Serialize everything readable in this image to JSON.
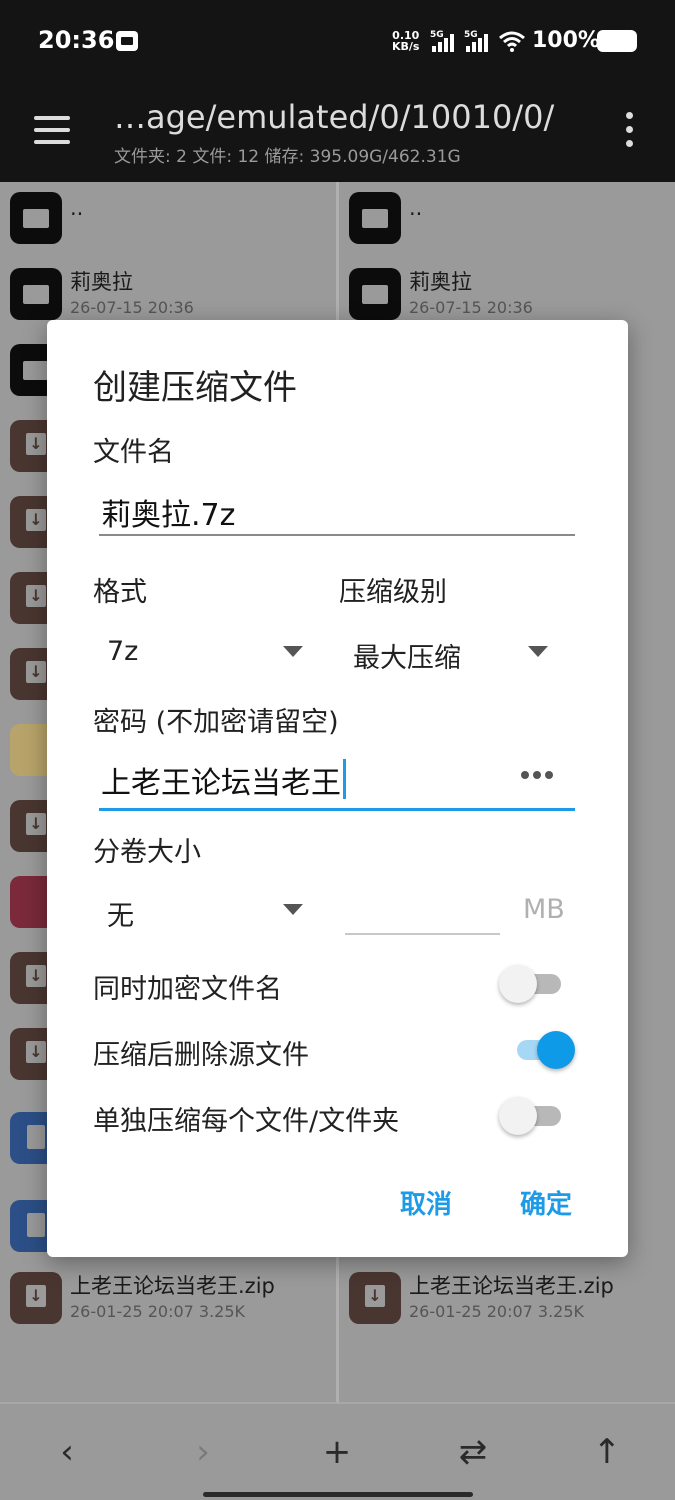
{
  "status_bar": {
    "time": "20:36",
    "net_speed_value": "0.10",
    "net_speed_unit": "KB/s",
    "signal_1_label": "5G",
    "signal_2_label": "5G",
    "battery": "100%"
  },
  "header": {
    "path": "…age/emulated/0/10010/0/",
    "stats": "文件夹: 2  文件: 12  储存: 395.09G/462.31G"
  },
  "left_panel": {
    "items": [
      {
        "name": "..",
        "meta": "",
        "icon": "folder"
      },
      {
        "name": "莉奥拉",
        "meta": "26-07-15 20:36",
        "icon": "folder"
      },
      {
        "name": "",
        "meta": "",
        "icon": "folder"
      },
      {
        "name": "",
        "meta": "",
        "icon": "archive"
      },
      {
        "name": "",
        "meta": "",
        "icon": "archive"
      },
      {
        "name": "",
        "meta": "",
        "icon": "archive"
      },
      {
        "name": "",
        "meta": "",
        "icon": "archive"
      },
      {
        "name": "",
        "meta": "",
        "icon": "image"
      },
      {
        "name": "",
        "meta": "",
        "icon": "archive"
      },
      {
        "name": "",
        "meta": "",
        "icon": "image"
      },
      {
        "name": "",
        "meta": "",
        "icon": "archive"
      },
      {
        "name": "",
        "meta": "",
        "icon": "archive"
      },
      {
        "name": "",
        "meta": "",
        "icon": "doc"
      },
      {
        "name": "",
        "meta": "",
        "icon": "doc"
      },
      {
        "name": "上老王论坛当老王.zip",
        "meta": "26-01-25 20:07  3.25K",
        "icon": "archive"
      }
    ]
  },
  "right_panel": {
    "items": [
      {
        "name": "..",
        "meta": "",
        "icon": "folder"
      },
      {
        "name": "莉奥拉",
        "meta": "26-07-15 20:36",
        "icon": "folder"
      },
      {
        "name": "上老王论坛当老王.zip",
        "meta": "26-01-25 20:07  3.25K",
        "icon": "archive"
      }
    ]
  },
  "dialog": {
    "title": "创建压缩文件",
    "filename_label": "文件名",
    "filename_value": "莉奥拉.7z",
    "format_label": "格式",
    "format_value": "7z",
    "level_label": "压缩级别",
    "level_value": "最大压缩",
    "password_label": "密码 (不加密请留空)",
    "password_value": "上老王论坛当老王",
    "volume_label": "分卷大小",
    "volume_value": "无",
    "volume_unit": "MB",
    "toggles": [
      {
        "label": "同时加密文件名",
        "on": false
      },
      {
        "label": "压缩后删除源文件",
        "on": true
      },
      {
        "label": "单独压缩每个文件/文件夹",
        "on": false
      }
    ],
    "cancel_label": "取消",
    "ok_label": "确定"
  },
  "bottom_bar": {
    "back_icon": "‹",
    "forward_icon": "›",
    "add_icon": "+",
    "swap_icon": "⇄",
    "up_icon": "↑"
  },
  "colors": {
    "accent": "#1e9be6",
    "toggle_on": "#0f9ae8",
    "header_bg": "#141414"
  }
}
○ ○ ○
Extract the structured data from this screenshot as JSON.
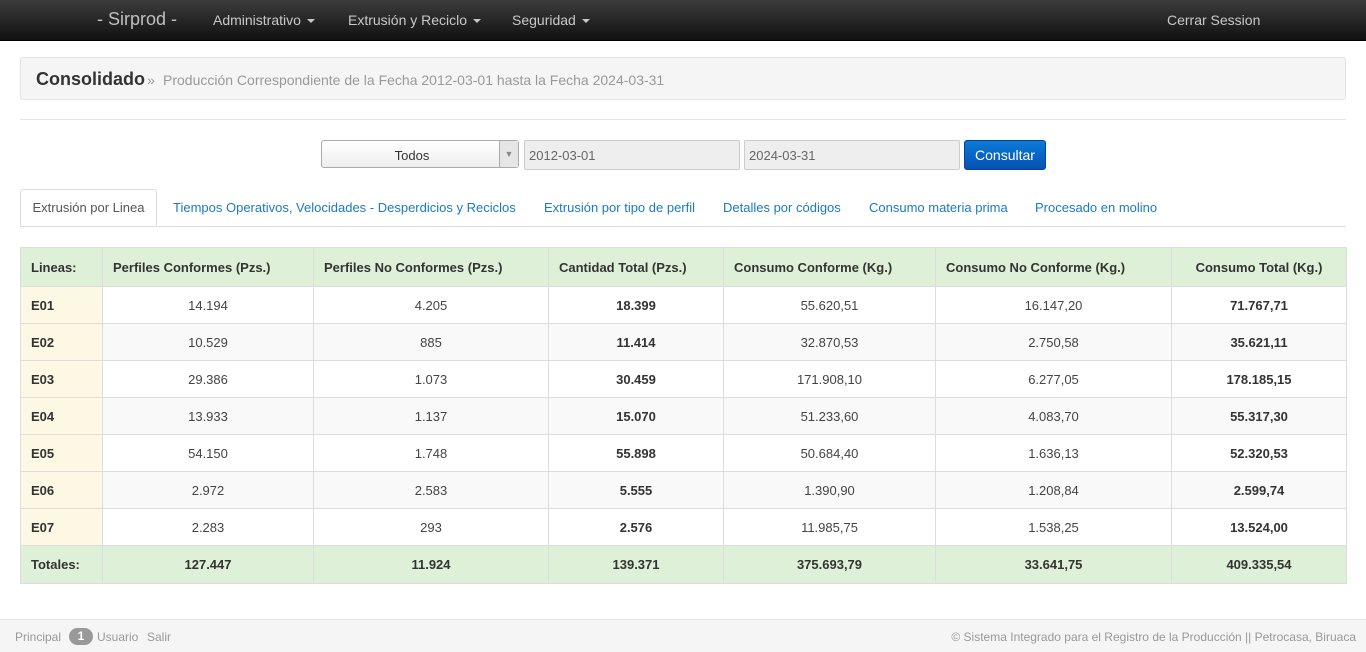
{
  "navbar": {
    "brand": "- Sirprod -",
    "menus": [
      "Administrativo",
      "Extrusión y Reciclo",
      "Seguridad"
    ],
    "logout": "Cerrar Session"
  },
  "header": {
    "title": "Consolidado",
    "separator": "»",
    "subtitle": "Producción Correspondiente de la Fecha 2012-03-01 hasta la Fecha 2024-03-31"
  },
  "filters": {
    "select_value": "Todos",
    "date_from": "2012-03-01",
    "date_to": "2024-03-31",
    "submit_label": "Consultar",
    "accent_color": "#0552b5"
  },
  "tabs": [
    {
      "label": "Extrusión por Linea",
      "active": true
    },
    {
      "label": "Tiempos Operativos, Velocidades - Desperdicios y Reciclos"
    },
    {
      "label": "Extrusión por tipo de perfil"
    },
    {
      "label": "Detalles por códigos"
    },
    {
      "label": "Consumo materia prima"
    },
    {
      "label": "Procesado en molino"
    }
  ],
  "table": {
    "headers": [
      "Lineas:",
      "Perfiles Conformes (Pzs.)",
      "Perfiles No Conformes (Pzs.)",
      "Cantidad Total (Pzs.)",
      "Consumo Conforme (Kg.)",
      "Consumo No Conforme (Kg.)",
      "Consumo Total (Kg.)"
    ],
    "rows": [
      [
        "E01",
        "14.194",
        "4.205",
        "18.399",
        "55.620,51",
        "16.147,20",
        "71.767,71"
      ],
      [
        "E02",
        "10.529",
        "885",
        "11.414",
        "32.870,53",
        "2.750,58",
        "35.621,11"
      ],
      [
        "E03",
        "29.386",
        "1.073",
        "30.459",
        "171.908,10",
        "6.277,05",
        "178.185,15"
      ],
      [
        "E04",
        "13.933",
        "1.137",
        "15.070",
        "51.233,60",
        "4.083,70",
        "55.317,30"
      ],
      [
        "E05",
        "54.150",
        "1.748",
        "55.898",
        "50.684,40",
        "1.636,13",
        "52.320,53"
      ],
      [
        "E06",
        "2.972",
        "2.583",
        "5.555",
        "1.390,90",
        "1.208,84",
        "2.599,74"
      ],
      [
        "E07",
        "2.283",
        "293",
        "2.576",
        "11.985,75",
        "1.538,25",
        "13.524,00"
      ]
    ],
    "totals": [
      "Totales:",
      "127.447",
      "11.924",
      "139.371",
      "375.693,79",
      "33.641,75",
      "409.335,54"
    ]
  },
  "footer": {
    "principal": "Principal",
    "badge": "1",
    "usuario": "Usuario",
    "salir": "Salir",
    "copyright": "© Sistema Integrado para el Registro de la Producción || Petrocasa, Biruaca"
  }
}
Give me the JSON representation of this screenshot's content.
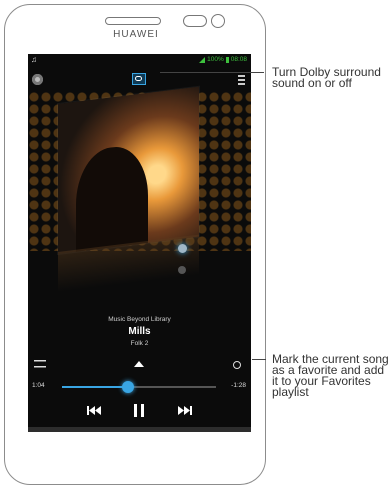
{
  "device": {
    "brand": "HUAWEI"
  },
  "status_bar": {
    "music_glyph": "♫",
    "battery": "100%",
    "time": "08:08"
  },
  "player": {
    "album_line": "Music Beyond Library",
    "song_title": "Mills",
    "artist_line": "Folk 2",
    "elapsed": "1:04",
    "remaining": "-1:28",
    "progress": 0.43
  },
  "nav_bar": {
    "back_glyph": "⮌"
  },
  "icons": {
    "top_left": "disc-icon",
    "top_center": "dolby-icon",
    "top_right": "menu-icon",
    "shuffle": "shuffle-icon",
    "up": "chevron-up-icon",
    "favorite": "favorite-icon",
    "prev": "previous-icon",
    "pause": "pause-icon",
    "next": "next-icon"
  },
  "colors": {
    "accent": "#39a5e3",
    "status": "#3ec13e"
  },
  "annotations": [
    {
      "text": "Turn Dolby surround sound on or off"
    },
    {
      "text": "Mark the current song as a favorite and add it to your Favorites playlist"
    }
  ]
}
○ ○ ○
(INSTRUCTIONS TO FOLLOW)
Using the entries above, return each line in which the word "this" occurs.

(SOLUTION TO THE EXERCISE)
Serialize everything readable in this image to JSON.
Extract the structured data from this screenshot as JSON.
Give me the JSON representation of this screenshot's content.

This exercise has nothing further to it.